_Directive_. Render every line of the entries below as a JSON list of strings, one string per line, with blank lines dropped. Leave the pictures out.

_Provided data_.
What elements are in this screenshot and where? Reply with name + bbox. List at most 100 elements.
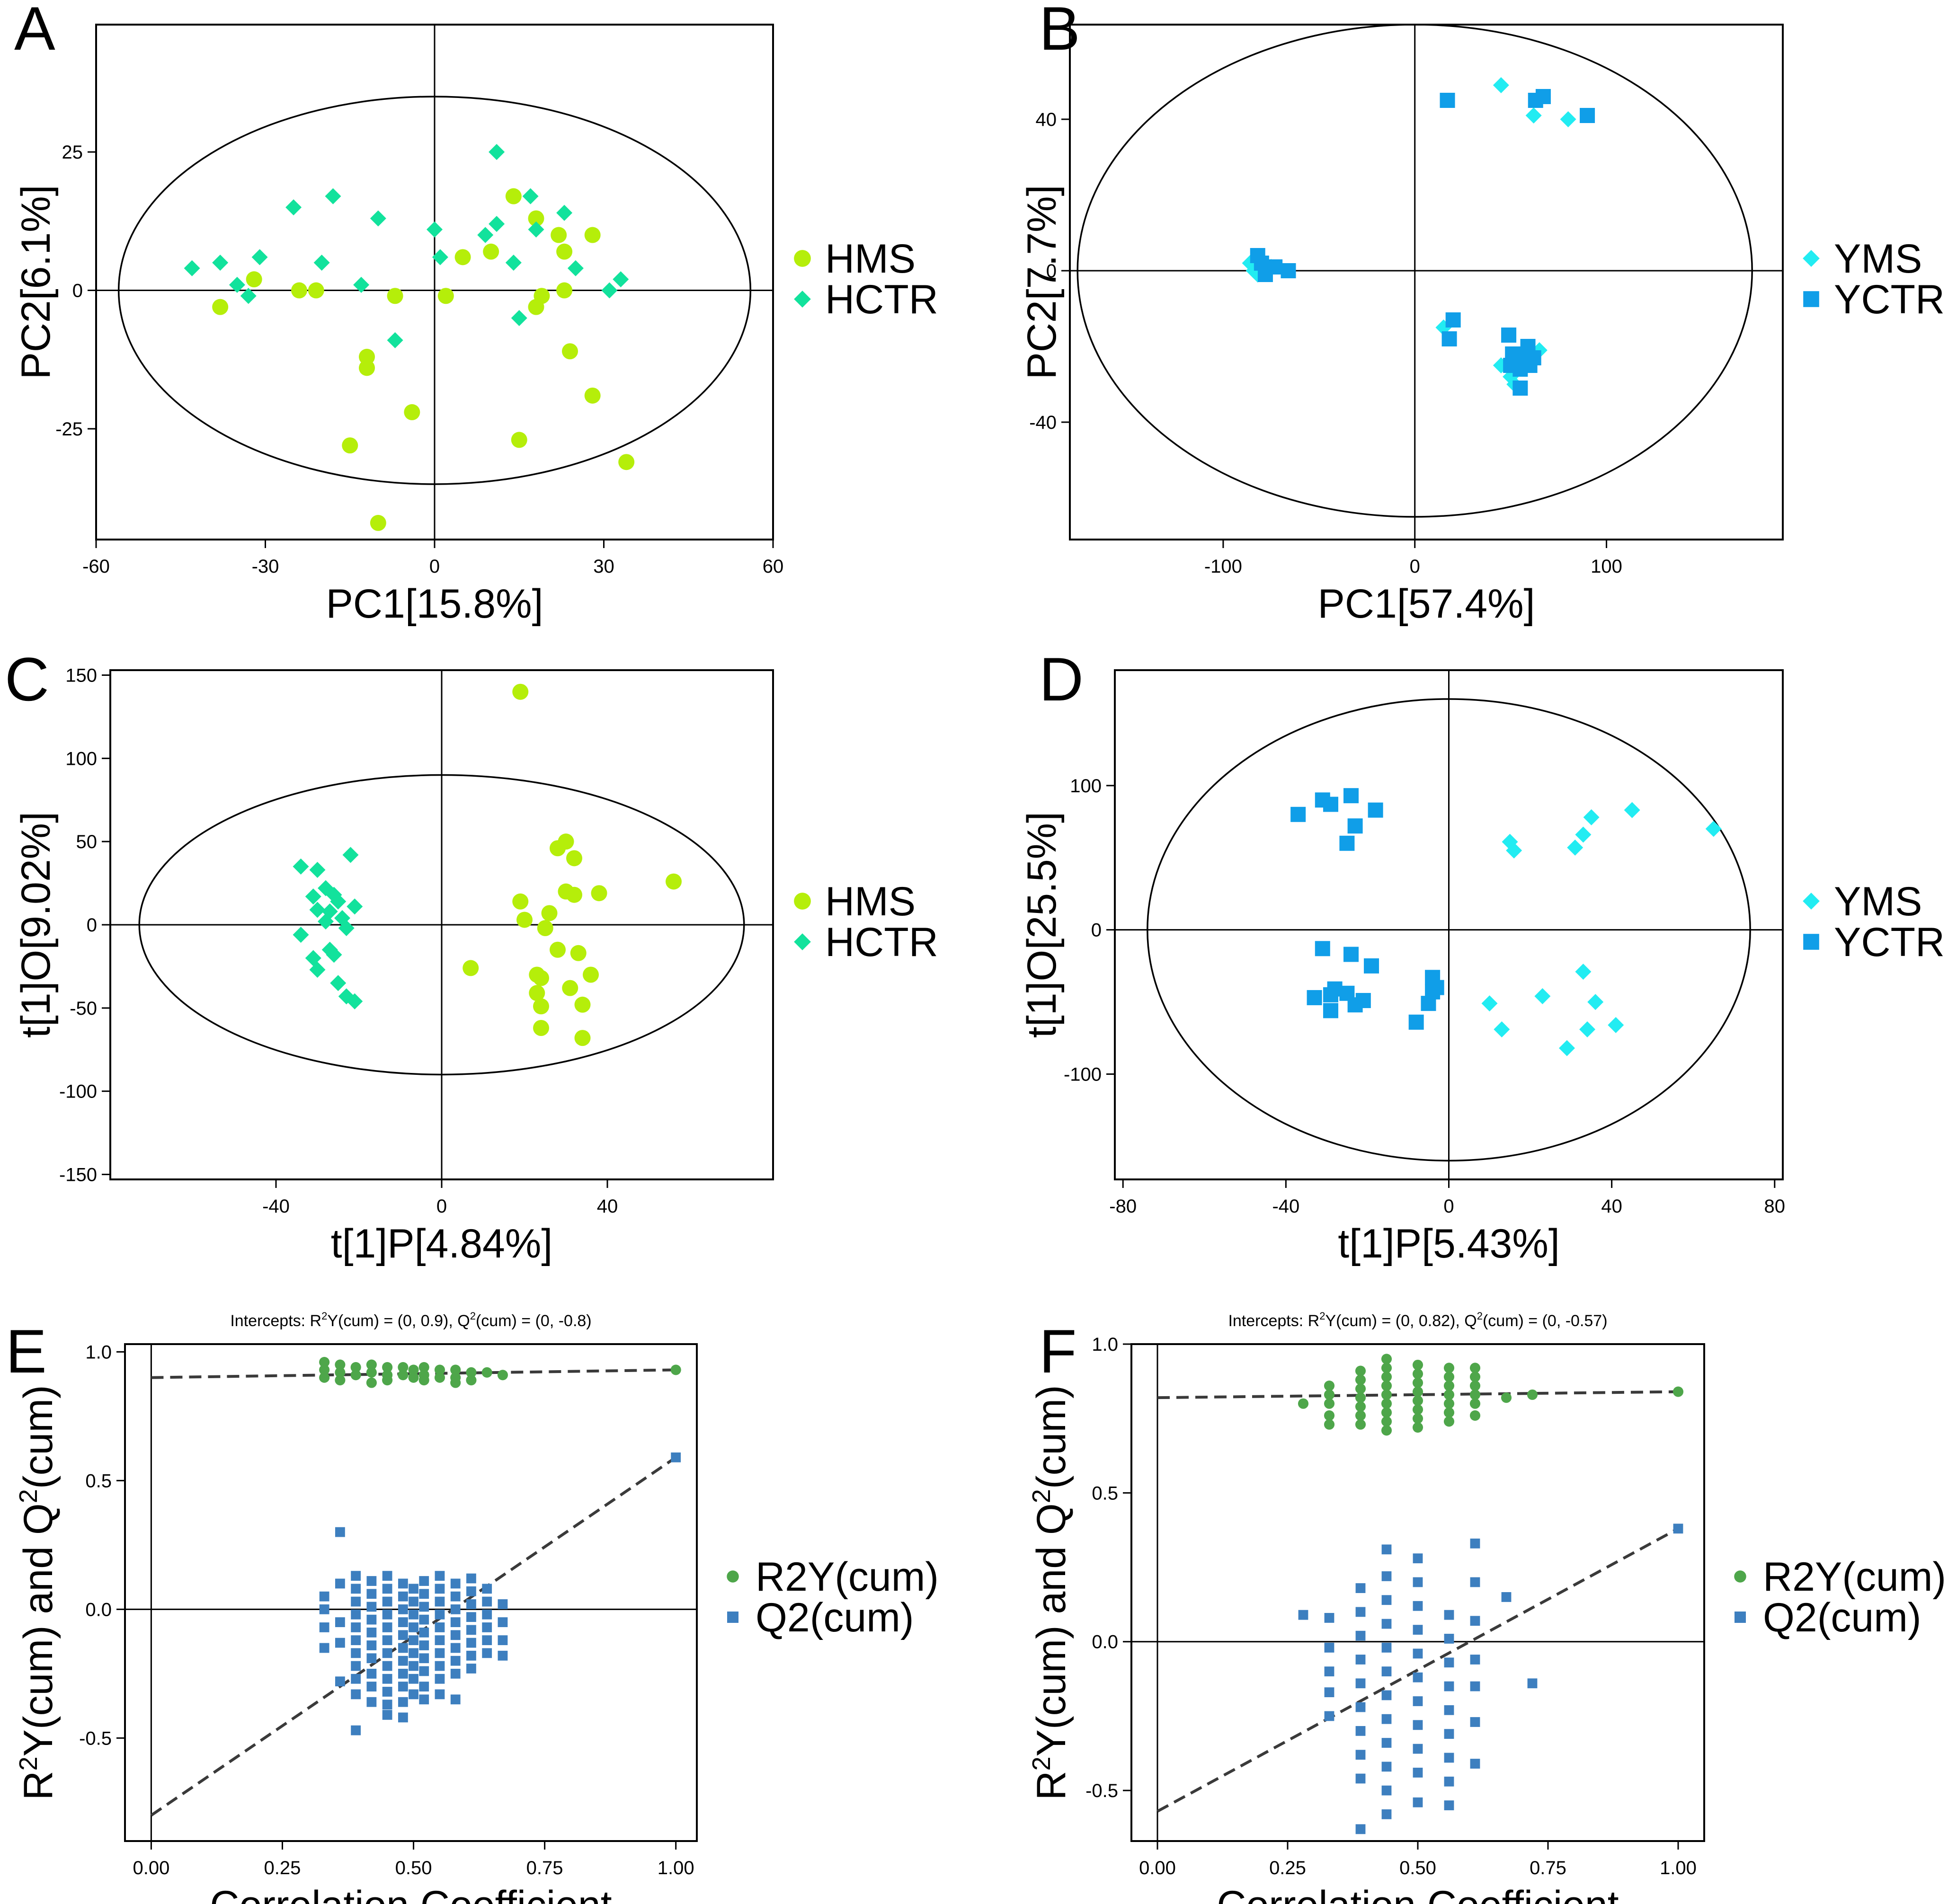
- data-point: [1324, 1410, 1335, 1421]
- legend-marker: [1735, 1612, 1746, 1623]
- data-point: [408, 1372, 419, 1383]
- panel-a: A -60 -30 0 30 60 25 0 -25 PC1[15.8%] PC2[6.1%] HMS…: [13, 0, 938, 627]
- intercepts-title: Intercepts: R2Y(cum) = (0, 0.82), Q2(cum…: [1228, 1310, 1607, 1330]
- data-point: [1323, 1003, 1338, 1018]
- data-point: [562, 980, 578, 996]
- data-point: [366, 1359, 377, 1370]
- panel-label: A: [14, 0, 55, 63]
- data-point: [309, 861, 326, 878]
- data-point: [1290, 806, 1306, 822]
- data-point: [1355, 1365, 1366, 1376]
- data-point: [481, 1367, 492, 1378]
- data-point: [382, 1661, 392, 1671]
- data-point: [409, 1689, 418, 1700]
- data-point: [1413, 1648, 1423, 1659]
- data-point: [1525, 107, 1542, 124]
- data-point: [1469, 1380, 1481, 1391]
- series-hms: [212, 188, 635, 531]
- x-tick-label: 1.00: [1660, 1858, 1697, 1878]
- x-tick-label: 0: [1410, 556, 1420, 577]
- y-axis-label-part: Y(cum) and Q: [16, 1503, 61, 1756]
- data-point: [482, 1635, 492, 1646]
- data-point: [419, 1614, 429, 1625]
- data-point: [1440, 93, 1455, 108]
- data-point: [1429, 980, 1444, 995]
- data-point: [351, 1596, 361, 1607]
- data-point: [566, 886, 582, 903]
- data-point: [512, 683, 529, 700]
- data-point: [335, 1617, 345, 1627]
- data-point: [483, 243, 499, 260]
- data-point: [1355, 1583, 1366, 1593]
- legend-marker: [727, 1612, 738, 1623]
- data-point: [382, 1596, 392, 1607]
- data-point: [212, 255, 229, 271]
- data-point: [1672, 1386, 1684, 1397]
- data-point: [351, 1571, 361, 1581]
- data-point: [1381, 1762, 1392, 1772]
- data-point: [1705, 821, 1722, 837]
- data-point: [567, 260, 584, 276]
- data-point: [1355, 1702, 1366, 1712]
- data-point: [351, 1661, 361, 1671]
- data-point: [419, 1640, 429, 1650]
- data-point: [382, 1648, 392, 1658]
- data-point: [366, 1614, 377, 1625]
- data-point: [584, 227, 601, 243]
- data-point: [482, 1596, 492, 1607]
- y-tick-label: 0.5: [1092, 1483, 1118, 1504]
- legend-marker: [794, 893, 811, 910]
- legend-label: HCTR: [825, 277, 938, 322]
- panel-b: B -100 0 100 40 0 -40 PC1[57.4%] PC2[7.7%] YMSYCT…: [1019, 0, 1945, 627]
- data-point: [1355, 1750, 1366, 1760]
- data-point: [1355, 1726, 1366, 1736]
- data-point: [305, 888, 321, 905]
- data-point: [350, 1362, 361, 1373]
- data-point: [505, 255, 522, 271]
- data-point: [351, 1674, 361, 1684]
- y-tick-label: 100: [1070, 776, 1102, 797]
- data-point: [366, 1697, 377, 1707]
- legend-marker: [1803, 291, 1819, 307]
- data-point: [1469, 1410, 1481, 1421]
- plot-frame: [124, 1343, 698, 1842]
- data-point: [666, 873, 682, 890]
- data-point: [466, 1367, 477, 1378]
- data-point: [435, 1635, 445, 1646]
- data-point: [347, 993, 363, 1010]
- data-point: [450, 1694, 461, 1705]
- data-point: [350, 1370, 361, 1381]
- legend-marker: [794, 250, 811, 267]
- data-point: [382, 1571, 392, 1581]
- data-point: [591, 885, 607, 902]
- confidence-ellipse: [117, 96, 752, 485]
- data-point: [335, 1578, 345, 1589]
- regression-line: [1156, 1527, 1679, 1813]
- data-point: [498, 1635, 508, 1646]
- data-point: [1412, 1377, 1423, 1388]
- data-point: [1355, 1374, 1366, 1385]
- data-point: [601, 282, 618, 299]
- data-point: [342, 437, 358, 454]
- legend-marker: [1803, 934, 1819, 950]
- series-q2-cum-: [319, 1452, 681, 1736]
- data-point: [1469, 1398, 1481, 1409]
- data-point: [512, 893, 529, 910]
- regression-line: [1157, 1390, 1679, 1399]
- y-tick-label: -150: [59, 1164, 97, 1185]
- x-tick-label: 100: [1591, 556, 1622, 577]
- y-tick-label: -0.5: [79, 1728, 112, 1749]
- data-point: [466, 1612, 476, 1622]
- data-point: [1501, 1592, 1512, 1602]
- data-point: [1381, 1372, 1392, 1382]
- data-point: [212, 299, 229, 315]
- data-point: [1412, 1404, 1423, 1415]
- data-point: [319, 1364, 330, 1375]
- y-tick-label: 25: [62, 142, 83, 163]
- data-point: [1324, 1711, 1334, 1721]
- data-point: [1381, 1619, 1392, 1629]
- data-point: [1567, 839, 1583, 856]
- data-point: [1413, 1720, 1423, 1730]
- data-point: [1412, 1359, 1423, 1371]
- y-axis-label-superscript: 2: [1027, 1489, 1056, 1503]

_Correct answer_.
[
  "What elements are in this screenshot and where? Reply with name + bbox. List at most 100 elements.",
  "- data-point: [1324, 1410, 1335, 1421]",
  "- legend-marker: [1735, 1612, 1746, 1623]",
  "- data-point: [408, 1372, 419, 1383]",
  "- panel-a: A -60 -30 0 30 60 25 0 -25 PC1[15.8%] PC2[6.1%] HMS…: [13, 0, 938, 627]",
  "- intercepts-title: Intercepts: R2Y(cum) = (0, 0.82), Q2(cum…: [1228, 1310, 1607, 1330]",
  "- data-point: [1323, 1003, 1338, 1018]",
  "- data-point: [562, 980, 578, 996]",
  "- data-point: [366, 1359, 377, 1370]",
  "- panel-label: A: [14, 0, 55, 63]",
  "- data-point: [309, 861, 326, 878]",
  "- data-point: [1290, 806, 1306, 822]",
  "- data-point: [1355, 1365, 1366, 1376]",
  "- data-point: [481, 1367, 492, 1378]",
  "- data-point: [382, 1661, 392, 1671]",
  "- data-point: [409, 1689, 418, 1700]",
  "- data-point: [1413, 1648, 1423, 1659]",
  "- data-point: [1525, 107, 1542, 124]",
  "- data-point: [1469, 1380, 1481, 1391]",
  "- series-hms: [212, 188, 635, 531]",
  "- x-tick-label: 1.00: [1660, 1858, 1697, 1878]",
  "- x-tick-label: 0: [1410, 556, 1420, 577]",
  "- y-axis-label-part: Y(cum) and Q: [16, 1503, 61, 1756]",
  "- data-point: [482, 1635, 492, 1646]",
  "- data-point: [419, 1614, 429, 1625]",
  "- data-point: [1440, 93, 1455, 108]",
  "- data-point: [1429, 980, 1444, 995]",
  "- data-point: [351, 1596, 361, 1607]",
  "- data-point: [566, 886, 582, 903]",
  "- data-point: [512, 683, 529, 700]",
  "- data-point: [335, 1617, 345, 1627]",
  "- data-point: [483, 243, 499, 260]",
  "- data-point: [1355, 1583, 1366, 1593]",
  "- legend-marker: [727, 1612, 738, 1623]",
  "- data-point: [382, 1596, 392, 1607]",
  "- data-point: [212, 255, 229, 271]",
  "- data-point: [1672, 1386, 1684, 1397]",
  "- data-point: [351, 1571, 361, 1581]",
  "- data-point: [1381, 1762, 1392, 1772]",
  "- data-point: [1705, 821, 1722, 837]",
  "- data-point: [567, 260, 584, 276]",
  "- data-point: [1355, 1702, 1366, 1712]",
  "- data-point: [351, 1661, 361, 1671]",
  "- data-point: [419, 1640, 429, 1650]",
  "- data-point: [382, 1648, 392, 1658]",
  "- data-point: [366, 1614, 377, 1625]",
  "- data-point: [584, 227, 601, 243]",
  "- data-point: [482, 1596, 492, 1607]",
  "- y-tick-label: 0.5: [1092, 1483, 1118, 1504]",
  "- legend-marker: [794, 893, 811, 910]",
  "- legend-label: HCTR: [825, 277, 938, 322]",
  "- panel-b: B -100 0 100 40 0 -40 PC1[57.4%] PC2[7.7%] YMSYCT…: [1019, 0, 1945, 627]",
  "- data-point: [1355, 1750, 1366, 1760]",
  "- data-point: [1355, 1726, 1366, 1736]",
  "- data-point: [305, 888, 321, 905]",
  "- data-point: [350, 1362, 361, 1373]",
  "- data-point: [505, 255, 522, 271]",
  "- data-point: [351, 1674, 361, 1684]",
  "- y-tick-label: 100: [1070, 776, 1102, 797]",
  "- data-point: [366, 1697, 377, 1707]",
  "- legend-marker: [1803, 291, 1819, 307]",
  "- data-point: [1469, 1410, 1481, 1421]",
  "- plot-frame: [124, 1343, 698, 1842]",
  "- data-point: [666, 873, 682, 890]",
  "- data-point: [466, 1367, 477, 1378]",
  "- data-point: [435, 1635, 445, 1646]",
  "- data-point: [347, 993, 363, 1010]",
  "- data-point: [450, 1694, 461, 1705]",
  "- data-point: [350, 1370, 361, 1381]",
  "- legend-marker: [794, 250, 811, 267]",
  "- data-point: [382, 1571, 392, 1581]",
  "- data-point: [591, 885, 607, 902]",
  "- confidence-ellipse: [117, 96, 752, 485]",
  "- data-point: [335, 1578, 345, 1589]",
  "- regression-line: [1156, 1527, 1679, 1813]",
  "- data-point: [498, 1635, 508, 1646]",
  "- data-point: [1412, 1377, 1423, 1388]",
  "- data-point: [1355, 1374, 1366, 1385]",
  "- data-point: [601, 282, 618, 299]",
  "- data-point: [342, 437, 358, 454]",
  "- legend-marker: [1803, 934, 1819, 950]",
  "- series-q2-cum-: [319, 1452, 681, 1736]",
  "- data-point: [1469, 1398, 1481, 1409]",
  "- data-point: [512, 893, 529, 910]",
  "- regression-line: [1157, 1390, 1679, 1399]",
  "- y-tick-label: -150: [59, 1164, 97, 1185]",
  "- x-tick-label: 100: [1591, 556, 1622, 577]",
  "- y-tick-label: -0.5: [79, 1728, 112, 1749]",
  "- data-point: [466, 1612, 476, 1622]",
  "- data-point: [1501, 1592, 1512, 1602]",
  "- data-point: [1381, 1372, 1392, 1382]",
  "- data-point: [212, 299, 229, 315]",
  "- data-point: [1412, 1404, 1423, 1415]",
  "- data-point: [319, 1364, 330, 1375]",
  "- y-tick-label: 25: [62, 142, 83, 163]",
  "- data-point: [1324, 1711, 1334, 1721]",
  "- data-point: [1381, 1619, 1392, 1629]",
  "- data-point: [1567, 839, 1583, 856]",
  "- data-point: [1413, 1720, 1423, 1730]",
  "- data-point: [1412, 1359, 1423, 1371]",
  "- y-axis-label-superscript: 2: [1027, 1489, 1056, 1503]"
]